■ Material supplied ■
_ _ _ _ _
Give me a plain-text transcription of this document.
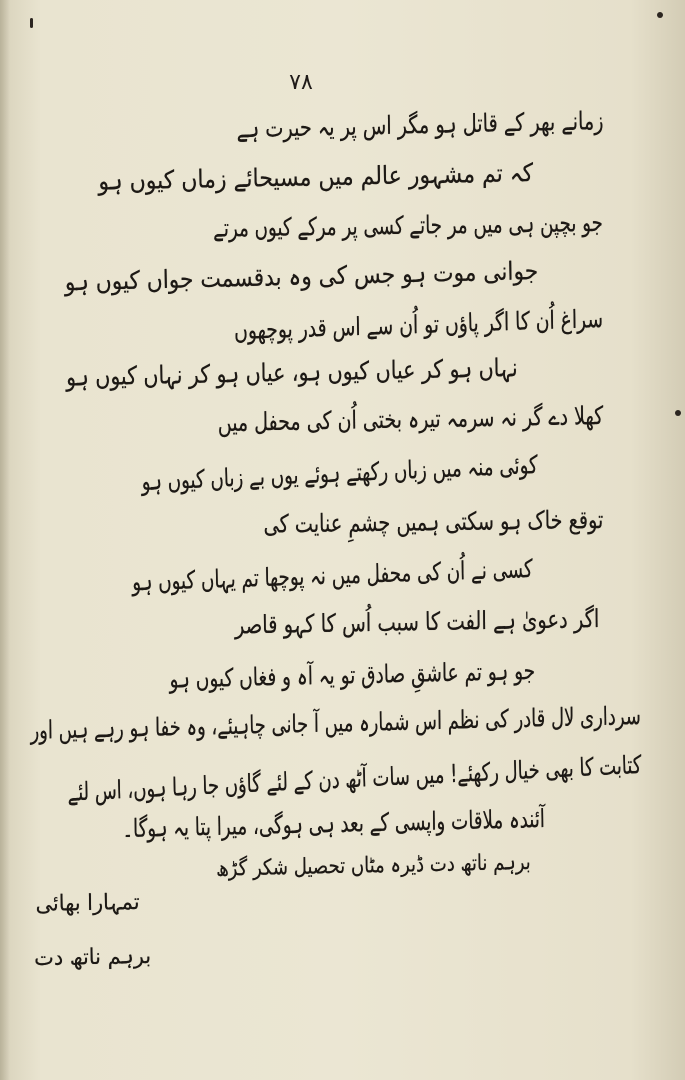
۷۸
زمانے بھر کے قاتل ہو مگر اس پر یہ حیرت ہے
کہ تم مشہور عالم میں مسیحائے زماں کیوں ہو
جو بچپن ہی میں مر جاتے کسی پر مرکے کیوں مرتے
جوانی موت ہو جس کی وہ بدقسمت جواں کیوں ہو
سراغ اُن کا اگر پاؤں تو اُن سے اس قدر پوچھوں
نہاں ہو کر عیاں کیوں ہو، عیاں ہو کر نہاں کیوں ہو
کھلا دے گر نہ سرمہ تیرہ بختی اُن کی محفل میں
کوئی منہ میں زباں رکھتے ہوئے یوں بے زباں کیوں ہو
توقع خاک ہو سکتی ہمیں چشمِ عنایت کی
کسی نے اُن کی محفل میں نہ پوچھا تم یہاں کیوں ہو
اگر دعویٰ ہے الفت کا سبب اُس کا کہو قاصر
جو ہو تم عاشقِ صادق تو یہ آہ و فغاں کیوں ہو
سرداری لال قادر کی نظم اس شمارہ میں آ جانی چاہیئے، وہ خفا ہو رہے ہیں اور
کتابت کا بھی خیال رکھئے! میں سات آٹھ دن کے لئے گاؤں جا رہا ہوں، اس لئے
آئندہ ملاقات واپسی کے بعد ہی ہوگی، میرا پتا یہ ہوگا۔
برہم ناتھ دت ڈیرہ مٹاں تحصیل شکر گڑھ
تمہارا بھائی
برہم ناتھ دت
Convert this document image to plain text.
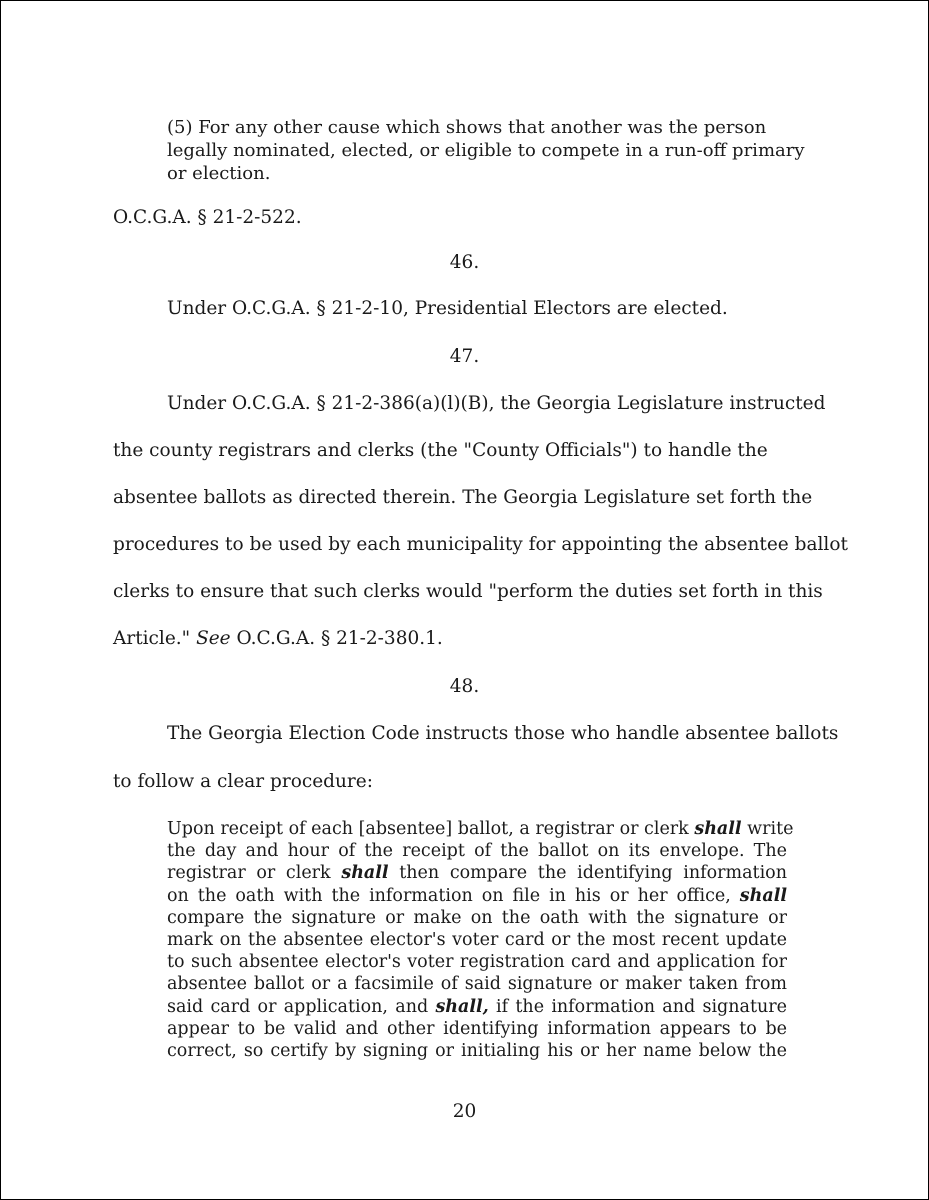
(5) For any other cause which shows that another was the person
legally nominated, elected, or eligible to compete in a run-off primary
or election.
O.C.G.A. § 21-2-522.
46.
Under O.C.G.A. § 21-2-10, Presidential Electors are elected.
47.
Under O.C.G.A. § 21-2-386(a)(l)(B), the Georgia Legislature instructed
the county registrars and clerks (the "County Officials") to handle the
absentee ballots as directed therein. The Georgia Legislature set forth the
procedures to be used by each municipality for appointing the absentee ballot
clerks to ensure that such clerks would "perform the duties set forth in this
Article." See O.C.G.A. § 21-2-380.1.
48.
The Georgia Election Code instructs those who handle absentee ballots
to follow a clear procedure:
Upon receipt of each [absentee] ballot, a registrar or clerk shall write
the day and hour of the receipt of the ballot on its envelope. The
registrar or clerk shall then compare the identifying information
on the oath with the information on file in his or her office, shall
compare the signature or make on the oath with the signature or
mark on the absentee elector's voter card or the most recent update
to such absentee elector's voter registration card and application for
absentee ballot or a facsimile of said signature or maker taken from
said card or application, and shall, if the information and signature
appear to be valid and other identifying information appears to be
correct, so certify by signing or initialing his or her name below the
20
_ _ _ _ _
■ Exercise objective ■
Count the lines in the records above that contain the word "identifying", and give only the number.

■ Solved exercise ■
2